═══ TEXT BLOCK ═══

How did the women’s-only platform officially come together?
The SoleSavy team is on a mission to revive the sneaker community, if you will, and they have always wanted to create space for women within that. It’s a common discourse within the sneaker community, that women want to be respected as members of it, and the way SoleSavy wanted to approach that was by intentionally dedicating energy towards that.

”Women need to have a space where they can feel safe to enjoy and learn about sneakers without men chiming in.”

What challenges do women face in the culture and why is it important for them to have an exclusive space in the sneaker community?
Women need to have a space where they can feel safe to enjoy and learn about sneakers without men chiming in. For some reason the criteria to like sneakers as a woman is much higher than it is to be a man, and it’s almost like you have to pass some sort of sneakerhead test. You can’t be too hype, but if you don’t like anything cool, that’s not good either. You can like sneakers and not know everything about them, and you can like whatever you like, no matter what your entry point into sneakers was.

Why do you think women are so under-represented in the space?
This is all top-down. There aren’t enough women making decisions for women.

Can you talk a bit about how SoleSavy works and how the platform is regulated?
SoleSavy is a membership-based platform that provides sneakerheads with resources and strategies to purchase sneakers at retail. We offer Zoom training sessions and guides, along with dedicated sessions for big releases. There is an application process put in place to vet all applicants and ensure that no resellers make it into our platform. We also have a team of community leaders who are constantly monitoring all our channels to ensure that this remains a safe and positive community for our members to be a part of. To take this further, we have a separate channel for women to join so that they have special attention and resources from our team.

For women just entering the space, what advice would you give them?
Like what you like, and you’ll find your people. You don’t need to own a specific rotation of sneakers to consider yourself a part of this community.

In what ways can the sneaker community support women and more specifically WOC?
Amplify women. Teach women. Hire women. This is my personal goal with my role—to create opportunities for BIPOC women with the platform that I’ve been given. We want to give women the resources to put themselves in a position to win, and the thing is they simply don’t know how big they can dream in this space. I obviously can’t hire them all but I can help foster the next generation of women in the sneaker industry.

Specifically in Canada, who are some of the female leaders in sneaker culture?
I feel a little embarrassed that I don’t know more names, at least in Canada, but that’s what I hope to achieve with my role: amplify the women making a difference. Off the top of my head I immediately think of Abby Albino and Shelby Weaver of Makeway, the first stand-alone women’s-only boutique in the country, and one of few in North America.

If you had to take only three pairs of sneakers into the future for the rest of life, which sneakers would you bring?
I may never have a consistent answer for this. Today I’ll say, the Air Jordan 4 “White Cement,” an Air Max—probably 180, and the Air Jordan 1 “Chicago”.

Just kidding, that’s what I say almost every time.

What are some upcoming drops that need to be on women’s radar?
Definitely the Air Jordan 3 collaboration with A Ma Maniere—I have been so enamoured with the story behind the shoe and the way James Whitner’s team has executed the rollout to actually prioritize women to be able to purchase this sneaker. We actually interviewed him for our podcast earlier this week. And then, of course, the Aleali Mays (both releases were pushed back). Other than that, a lot of what I like is general release.

═══ INFORMATION ═══

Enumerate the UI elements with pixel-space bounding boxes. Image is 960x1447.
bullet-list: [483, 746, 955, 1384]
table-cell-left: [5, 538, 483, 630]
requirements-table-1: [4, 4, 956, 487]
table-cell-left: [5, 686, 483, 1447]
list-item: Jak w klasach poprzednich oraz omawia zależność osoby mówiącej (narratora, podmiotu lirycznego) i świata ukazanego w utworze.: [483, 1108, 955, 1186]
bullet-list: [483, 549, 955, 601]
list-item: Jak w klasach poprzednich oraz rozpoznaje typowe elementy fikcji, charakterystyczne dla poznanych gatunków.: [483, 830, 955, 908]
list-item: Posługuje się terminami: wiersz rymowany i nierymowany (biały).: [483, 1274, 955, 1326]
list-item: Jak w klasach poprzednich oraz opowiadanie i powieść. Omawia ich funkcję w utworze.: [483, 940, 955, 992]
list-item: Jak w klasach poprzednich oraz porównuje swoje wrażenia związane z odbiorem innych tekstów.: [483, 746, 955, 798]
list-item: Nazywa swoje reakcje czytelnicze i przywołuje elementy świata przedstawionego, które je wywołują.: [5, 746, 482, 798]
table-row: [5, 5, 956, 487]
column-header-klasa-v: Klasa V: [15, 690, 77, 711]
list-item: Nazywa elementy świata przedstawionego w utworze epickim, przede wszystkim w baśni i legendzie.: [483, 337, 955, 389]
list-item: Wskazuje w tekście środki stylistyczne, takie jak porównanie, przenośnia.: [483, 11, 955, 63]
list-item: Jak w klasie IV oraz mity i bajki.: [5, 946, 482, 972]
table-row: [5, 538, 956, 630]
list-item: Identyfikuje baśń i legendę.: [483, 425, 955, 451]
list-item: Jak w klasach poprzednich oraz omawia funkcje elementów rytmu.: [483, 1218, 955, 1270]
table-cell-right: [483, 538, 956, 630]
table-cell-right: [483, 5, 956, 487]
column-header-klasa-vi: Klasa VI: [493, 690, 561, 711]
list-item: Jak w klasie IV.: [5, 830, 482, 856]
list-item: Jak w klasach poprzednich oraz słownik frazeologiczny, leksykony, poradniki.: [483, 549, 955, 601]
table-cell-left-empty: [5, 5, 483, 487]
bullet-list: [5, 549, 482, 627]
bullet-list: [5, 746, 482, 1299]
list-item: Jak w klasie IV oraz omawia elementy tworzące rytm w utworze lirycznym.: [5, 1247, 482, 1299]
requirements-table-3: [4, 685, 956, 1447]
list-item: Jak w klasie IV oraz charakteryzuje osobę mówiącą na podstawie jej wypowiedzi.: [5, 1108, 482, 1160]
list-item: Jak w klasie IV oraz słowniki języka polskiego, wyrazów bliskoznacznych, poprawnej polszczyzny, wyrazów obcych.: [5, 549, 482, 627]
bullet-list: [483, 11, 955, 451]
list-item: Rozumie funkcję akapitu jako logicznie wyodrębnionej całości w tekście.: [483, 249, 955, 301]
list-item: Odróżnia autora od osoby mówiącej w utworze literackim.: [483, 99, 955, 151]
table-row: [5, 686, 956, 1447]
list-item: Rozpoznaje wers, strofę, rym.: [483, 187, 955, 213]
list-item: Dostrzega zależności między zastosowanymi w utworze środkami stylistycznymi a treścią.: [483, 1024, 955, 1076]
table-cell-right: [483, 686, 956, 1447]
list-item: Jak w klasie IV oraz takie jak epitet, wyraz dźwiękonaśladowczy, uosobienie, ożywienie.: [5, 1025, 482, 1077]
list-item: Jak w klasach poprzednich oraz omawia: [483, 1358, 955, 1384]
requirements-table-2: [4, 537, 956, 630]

═══

From the SoleSavy interview, copy the passage between "Specifically in Canada, who" and "on women’s radar?", inclusive, word for word.

Specifically in Canada, who are some of the female leaders in sneaker culture?
I feel a little embarrassed that I don’t know more names, at least in Canada, but that’s what I hope to achieve with my role: amplify the women making a difference. Off the top of my head I immediately think of Abby Albino and Shelby Weaver of Makeway, the first stand-alone women’s-only boutique in the country, and one of few in North America.

If you had to take only three pairs of sneakers into the future for the rest of life, which sneakers would you bring?
I may never have a consistent answer for this. Today I’ll say, the Air Jordan 4 “White Cement,” an Air Max—probably 180, and the Air Jordan 1 “Chicago”.

Just kidding, that’s what I say almost every time.

What are some upcoming drops that need to be on women’s radar?